* DATASET RECORDS
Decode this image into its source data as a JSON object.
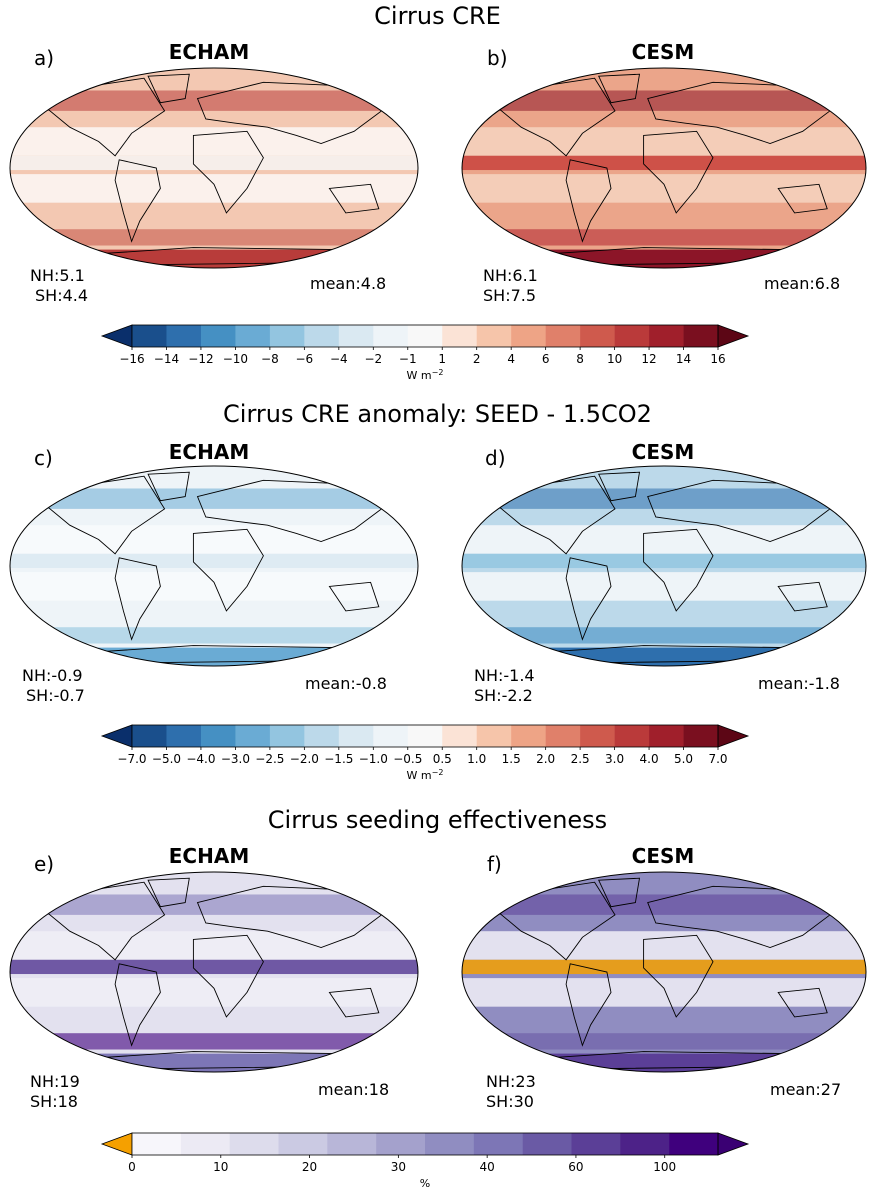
{
  "sections": [
    {
      "title": "Cirrus CRE",
      "colorbar": {
        "ticks": [
          "−16",
          "−14",
          "−12",
          "−10",
          "−8",
          "−6",
          "−4",
          "−2",
          "−1",
          "1",
          "2",
          "4",
          "6",
          "8",
          "10",
          "12",
          "14",
          "16"
        ],
        "unit": "W m",
        "unit_sup": "−2",
        "colors": [
          "#1a4f8c",
          "#2e6fad",
          "#4590c3",
          "#6aabd4",
          "#93c5e0",
          "#bcd9ea",
          "#dae9f2",
          "#eef4f8",
          "#f8f8f8",
          "#fbe3d6",
          "#f6c5aa",
          "#eea486",
          "#e0806a",
          "#cf5a4d",
          "#ba3a3a",
          "#a01f2b",
          "#7a0f1f"
        ],
        "lower_tri": "#0a2f6b",
        "upper_tri": "#5c0615"
      },
      "panels": [
        {
          "letter": "a)",
          "model": "ECHAM",
          "nh": "NH:5.1",
          "sh": "SH:4.4",
          "mean": "mean:4.8",
          "fill": "#f3c8b2",
          "band": "#fbf1ec",
          "tropic": "#f6f4f3",
          "polar": "#b83c3a",
          "accent": "#c85b4e"
        },
        {
          "letter": "b)",
          "model": "CESM",
          "nh": "NH:6.1",
          "sh": "SH:7.5",
          "mean": "mean:6.8",
          "fill": "#eba58a",
          "band": "#f4cdb8",
          "tropic": "#c9423c",
          "polar": "#8c1528",
          "accent": "#b52d35"
        }
      ]
    },
    {
      "title": "Cirrus CRE anomaly: SEED - 1.5CO2",
      "colorbar": {
        "ticks": [
          "−7.0",
          "−5.0",
          "−4.0",
          "−3.0",
          "−2.5",
          "−2.0",
          "−1.5",
          "−1.0",
          "−0.5",
          "0.5",
          "1.0",
          "1.5",
          "2.0",
          "2.5",
          "3.0",
          "4.0",
          "5.0",
          "7.0"
        ],
        "unit": "W m",
        "unit_sup": "−2",
        "colors": [
          "#1a4f8c",
          "#2e6fad",
          "#4590c3",
          "#6aabd4",
          "#93c5e0",
          "#bcd9ea",
          "#dae9f2",
          "#eef4f8",
          "#f8f8f8",
          "#fbe3d6",
          "#f6c5aa",
          "#eea486",
          "#e0806a",
          "#cf5a4d",
          "#ba3a3a",
          "#a01f2b",
          "#7a0f1f"
        ],
        "lower_tri": "#0a2f6b",
        "upper_tri": "#5c0615"
      },
      "panels": [
        {
          "letter": "c)",
          "model": "ECHAM",
          "nh": "NH:-0.9",
          "sh": "SH:-0.7",
          "mean": "mean:-0.8",
          "fill": "#eef4f8",
          "band": "#f7fafc",
          "tropic": "#dae9f2",
          "polar": "#6aabd4",
          "accent": "#93c5e0"
        },
        {
          "letter": "d)",
          "model": "CESM",
          "nh": "NH:-1.4",
          "sh": "SH:-2.2",
          "mean": "mean:-1.8",
          "fill": "#bcd9ea",
          "band": "#eef4f8",
          "tropic": "#93c5e0",
          "polar": "#2e6fad",
          "accent": "#4590c3"
        }
      ]
    },
    {
      "title": "Cirrus seeding effectiveness",
      "colorbar": {
        "ticks": [
          "0",
          "10",
          "20",
          "30",
          "40",
          "60",
          "100"
        ],
        "unit": "%",
        "unit_sup": "",
        "colors": [
          "#f7f6fb",
          "#eceaf4",
          "#dddcec",
          "#cbcae3",
          "#b8b6d8",
          "#a4a1cc",
          "#908dc1",
          "#7d76b6",
          "#6a5aa5",
          "#5b3f97",
          "#4d2288",
          "#3f007d"
        ],
        "lower_tri": "#f5a000",
        "upper_tri": "#3a0073"
      },
      "panels": [
        {
          "letter": "e)",
          "model": "ECHAM",
          "nh": "NH:19",
          "sh": "SH:18",
          "mean": "mean:18",
          "fill": "#e3e1ef",
          "band": "#eeedf5",
          "tropic": "#5b3f97",
          "polar": "#7d76b6",
          "accent": "#3f007d"
        },
        {
          "letter": "f)",
          "model": "CESM",
          "nh": "NH:23",
          "sh": "SH:30",
          "mean": "mean:27",
          "fill": "#908dc1",
          "band": "#e3e1ef",
          "tropic": "#f5a000",
          "polar": "#5b3f97",
          "accent": "#6a5aa5"
        }
      ]
    }
  ]
}
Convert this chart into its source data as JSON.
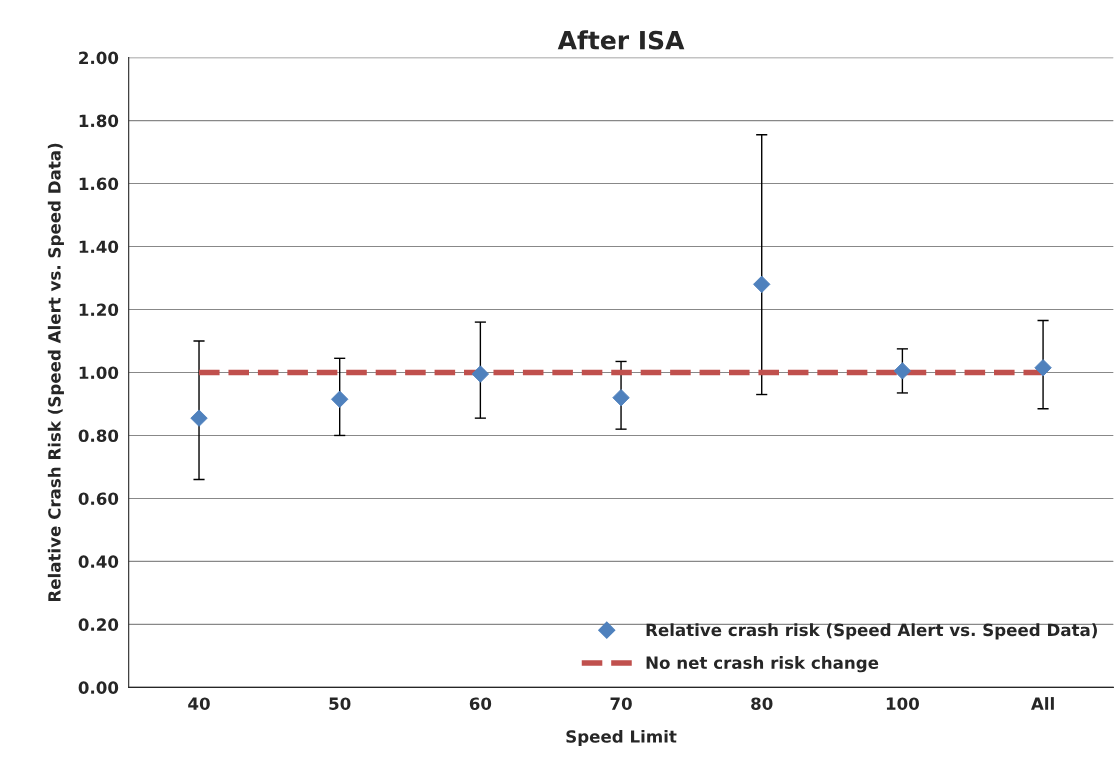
{
  "chart_data": {
    "type": "scatter",
    "title": "After ISA",
    "xlabel": "Speed Limit",
    "ylabel": "Relative Crash Risk (Speed Alert vs. Speed Data)",
    "categories": [
      "40",
      "50",
      "60",
      "70",
      "80",
      "100",
      "All"
    ],
    "series": [
      {
        "name": "Relative crash risk (Speed Alert vs. Speed Data)",
        "color": "#4f81bd",
        "marker": "diamond",
        "values": [
          0.855,
          0.915,
          0.995,
          0.92,
          1.28,
          1.005,
          1.015
        ],
        "errors": [
          [
            0.66,
            1.1
          ],
          [
            0.8,
            1.045
          ],
          [
            0.855,
            1.16
          ],
          [
            0.82,
            1.035
          ],
          [
            0.93,
            1.755
          ],
          [
            0.935,
            1.075
          ],
          [
            0.885,
            1.165
          ]
        ]
      },
      {
        "name": "No net crash risk change",
        "type": "line",
        "color": "#c0504d",
        "line_style": "dashed",
        "marker": "none",
        "values": [
          1,
          1,
          1,
          1,
          1,
          1,
          1
        ]
      }
    ],
    "ylim": [
      0,
      2
    ],
    "yticks": [
      {
        "value": 0,
        "label": "0.00"
      },
      {
        "value": 0.2,
        "label": "0.20"
      },
      {
        "value": 0.4,
        "label": "0.40"
      },
      {
        "value": 0.6,
        "label": "0.60"
      },
      {
        "value": 0.8,
        "label": "0.80"
      },
      {
        "value": 1,
        "label": "1.00"
      },
      {
        "value": 1.2,
        "label": "1.20"
      },
      {
        "value": 1.4,
        "label": "1.40"
      },
      {
        "value": 1.6,
        "label": "1.60"
      },
      {
        "value": 1.8,
        "label": "1.80"
      },
      {
        "value": 2,
        "label": "2.00"
      }
    ],
    "grid": "y",
    "legend": "bottom right"
  }
}
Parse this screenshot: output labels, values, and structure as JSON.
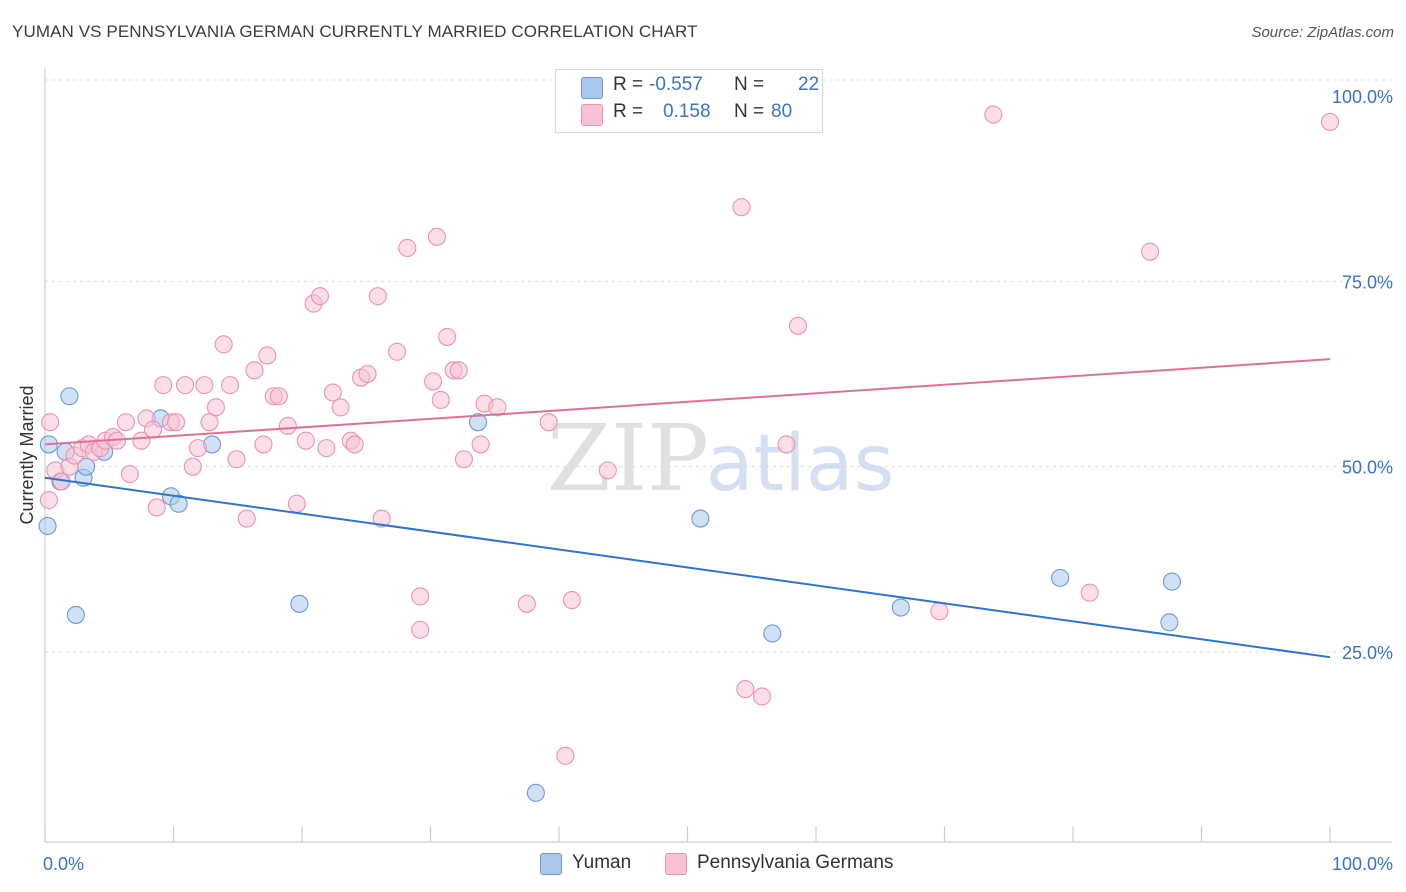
{
  "title": "YUMAN VS PENNSYLVANIA GERMAN CURRENTLY MARRIED CORRELATION CHART",
  "source": "Source: ZipAtlas.com",
  "watermark": {
    "zip": "ZIP",
    "atlas": "atlas"
  },
  "legend_top": {
    "rows": [
      {
        "r_label": "R =",
        "r_value": "-0.557",
        "n_label": "N =",
        "n_value": "22",
        "color": "#aac8ee",
        "edge": "#6d9ad6"
      },
      {
        "r_label": "R =",
        "r_value": "0.158",
        "n_label": "N =",
        "n_value": "80",
        "color": "#f7c3d3",
        "edge": "#e993b0"
      }
    ]
  },
  "legend_bottom": [
    {
      "label": "Yuman",
      "color": "#aac8ee",
      "edge": "#6d9ad6"
    },
    {
      "label": "Pennsylvania Germans",
      "color": "#f7c3d3",
      "edge": "#e993b0"
    }
  ],
  "chart_data": {
    "type": "scatter",
    "title": "YUMAN VS PENNSYLVANIA GERMAN CURRENTLY MARRIED CORRELATION CHART",
    "xlabel": "",
    "ylabel": "Currently Married",
    "xlim": [
      0,
      100
    ],
    "ylim": [
      0,
      105
    ],
    "x_tick_labels": [
      "0.0%",
      "100.0%"
    ],
    "y_ticks": [
      25,
      50,
      75,
      100
    ],
    "y_tick_labels": [
      "25.0%",
      "50.0%",
      "75.0%",
      "100.0%"
    ],
    "grid": true,
    "series": [
      {
        "name": "Yuman",
        "fill": "#aac8ee",
        "edge": "#6d9ad6",
        "line_color": "#2e72d2",
        "trend": {
          "x": [
            0,
            100
          ],
          "y": [
            48.5,
            24.3
          ]
        },
        "points": [
          [
            0.2,
            42
          ],
          [
            0.3,
            53
          ],
          [
            1.2,
            48
          ],
          [
            1.6,
            52
          ],
          [
            1.9,
            59.5
          ],
          [
            2.4,
            30
          ],
          [
            3.0,
            48.5
          ],
          [
            3.2,
            50
          ],
          [
            4.6,
            52
          ],
          [
            9.0,
            56.5
          ],
          [
            9.8,
            46
          ],
          [
            10.4,
            45
          ],
          [
            13.0,
            53
          ],
          [
            19.8,
            31.5
          ],
          [
            33.7,
            56
          ],
          [
            38.2,
            6
          ],
          [
            51.0,
            43
          ],
          [
            56.6,
            27.5
          ],
          [
            66.6,
            31
          ],
          [
            79.0,
            35
          ],
          [
            87.5,
            29
          ],
          [
            87.7,
            34.5
          ]
        ]
      },
      {
        "name": "Pennsylvania Germans",
        "fill": "#f7c3d3",
        "edge": "#e993b0",
        "line_color": "#e0709a",
        "trend": {
          "x": [
            0,
            100
          ],
          "y": [
            53,
            64.5
          ]
        },
        "points": [
          [
            0.3,
            45.5
          ],
          [
            0.8,
            49.5
          ],
          [
            1.3,
            48
          ],
          [
            1.9,
            50
          ],
          [
            2.3,
            51.5
          ],
          [
            2.9,
            52.5
          ],
          [
            3.4,
            53
          ],
          [
            3.8,
            52
          ],
          [
            4.3,
            52.5
          ],
          [
            4.7,
            53.5
          ],
          [
            5.3,
            54
          ],
          [
            5.6,
            53.5
          ],
          [
            6.3,
            56
          ],
          [
            6.6,
            49
          ],
          [
            7.5,
            53.5
          ],
          [
            7.9,
            56.5
          ],
          [
            8.4,
            55
          ],
          [
            8.7,
            44.5
          ],
          [
            9.2,
            61
          ],
          [
            9.8,
            56
          ],
          [
            10.2,
            56
          ],
          [
            10.9,
            61
          ],
          [
            11.5,
            50
          ],
          [
            11.9,
            52.5
          ],
          [
            12.4,
            61
          ],
          [
            12.8,
            56
          ],
          [
            13.3,
            58
          ],
          [
            13.9,
            66.5
          ],
          [
            14.4,
            61
          ],
          [
            14.9,
            51
          ],
          [
            15.7,
            43
          ],
          [
            16.3,
            63
          ],
          [
            17.0,
            53
          ],
          [
            17.3,
            65
          ],
          [
            17.8,
            59.5
          ],
          [
            18.2,
            59.5
          ],
          [
            18.9,
            55.5
          ],
          [
            19.6,
            45
          ],
          [
            20.3,
            53.5
          ],
          [
            20.9,
            72
          ],
          [
            21.4,
            73
          ],
          [
            21.9,
            52.5
          ],
          [
            22.4,
            60
          ],
          [
            23.0,
            58
          ],
          [
            23.8,
            53.5
          ],
          [
            24.1,
            53
          ],
          [
            24.6,
            62
          ],
          [
            25.1,
            62.5
          ],
          [
            25.9,
            73
          ],
          [
            26.2,
            43
          ],
          [
            27.4,
            65.5
          ],
          [
            28.2,
            79.5
          ],
          [
            29.2,
            32.5
          ],
          [
            29.2,
            28
          ],
          [
            30.2,
            61.5
          ],
          [
            30.5,
            81
          ],
          [
            30.8,
            59
          ],
          [
            31.3,
            67.5
          ],
          [
            31.8,
            63
          ],
          [
            32.2,
            63
          ],
          [
            32.6,
            51
          ],
          [
            33.9,
            53
          ],
          [
            34.2,
            58.5
          ],
          [
            35.2,
            58
          ],
          [
            37.5,
            31.5
          ],
          [
            39.2,
            56
          ],
          [
            40.5,
            11
          ],
          [
            41.0,
            32
          ],
          [
            43.8,
            49.5
          ],
          [
            54.2,
            85
          ],
          [
            54.5,
            20
          ],
          [
            55.8,
            19
          ],
          [
            57.7,
            53
          ],
          [
            58.6,
            69
          ],
          [
            69.6,
            30.5
          ],
          [
            73.8,
            97.5
          ],
          [
            81.3,
            33
          ],
          [
            86.0,
            79
          ],
          [
            100.0,
            96.5
          ],
          [
            0.4,
            56
          ]
        ]
      }
    ]
  }
}
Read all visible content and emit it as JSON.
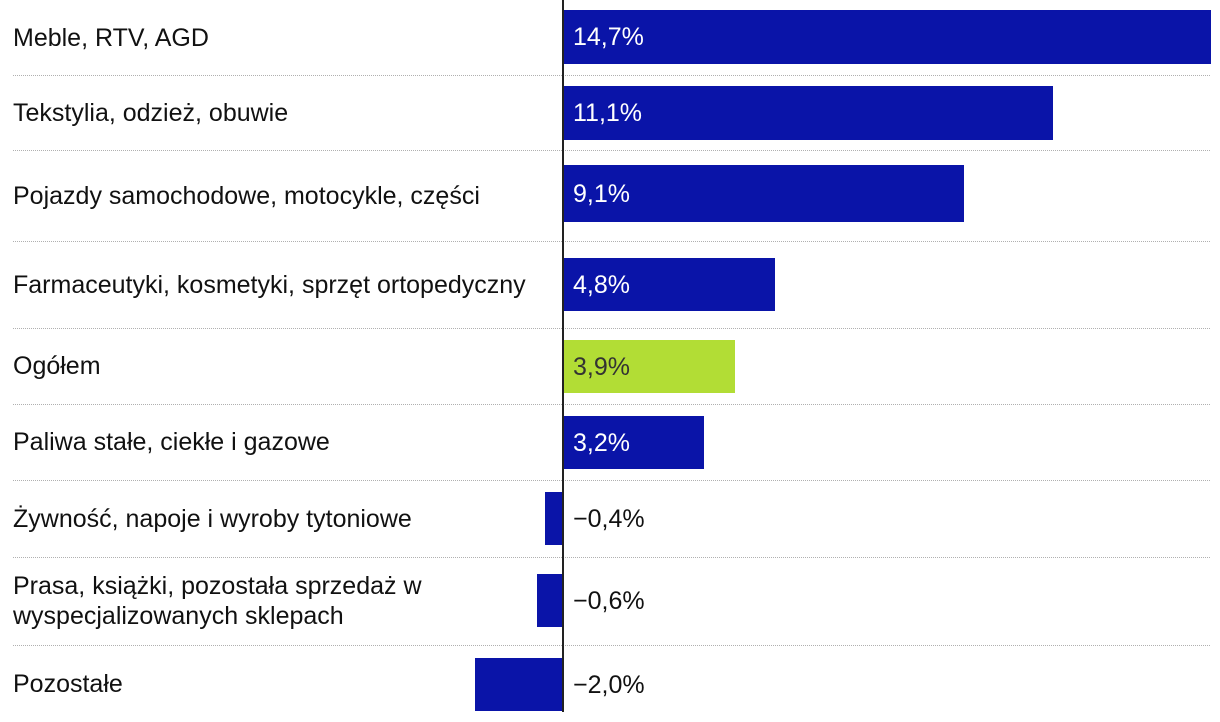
{
  "chart_data": {
    "type": "bar",
    "orientation": "horizontal",
    "categories": [
      "Meble, RTV, AGD",
      "Tekstylia, odzież, obuwie",
      "Pojazdy samochodowe, motocykle, części",
      "Farmaceutyki, kosmetyki, sprzęt ortopedyczny",
      "Ogółem",
      "Paliwa stałe, ciekłe i gazowe",
      "Żywność, napoje i wyroby tytoniowe",
      "Prasa, książki, pozostała sprzedaż w wyspecjalizowanych sklepach",
      "Pozostałe"
    ],
    "values": [
      14.7,
      11.1,
      9.1,
      4.8,
      3.9,
      3.2,
      -0.4,
      -0.6,
      -2.0
    ],
    "value_labels": [
      "14,7%",
      "11,1%",
      "9,1%",
      "4,8%",
      "3,9%",
      "3,2%",
      "−0,4%",
      "−0,6%",
      "−2,0%"
    ],
    "highlight_index": 4,
    "xlim": [
      -2.0,
      14.7
    ],
    "unit": "%",
    "title": "",
    "xlabel": "",
    "ylabel": "",
    "grid": false
  },
  "colors": {
    "bar": "#0a14a8",
    "highlight": "#b2dd35",
    "label_on_bar": "#ffffff",
    "label_on_highlight": "#333333",
    "label_outside": "#111111"
  }
}
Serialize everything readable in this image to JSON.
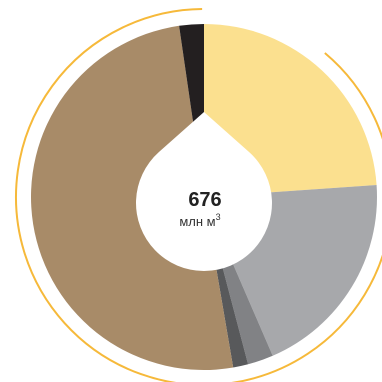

* WHAT IS EXPECTED
Sift the material for lines with the string "this". Copy each one found.

* ANSWER TO THE EXERCISE
Decode this image into its source data as a JSON object.
Convert this chart into its source data as JSON.
Parse this screenshot: output labels, values, and structure as JSON.
Serialize everything readable in this image to JSON.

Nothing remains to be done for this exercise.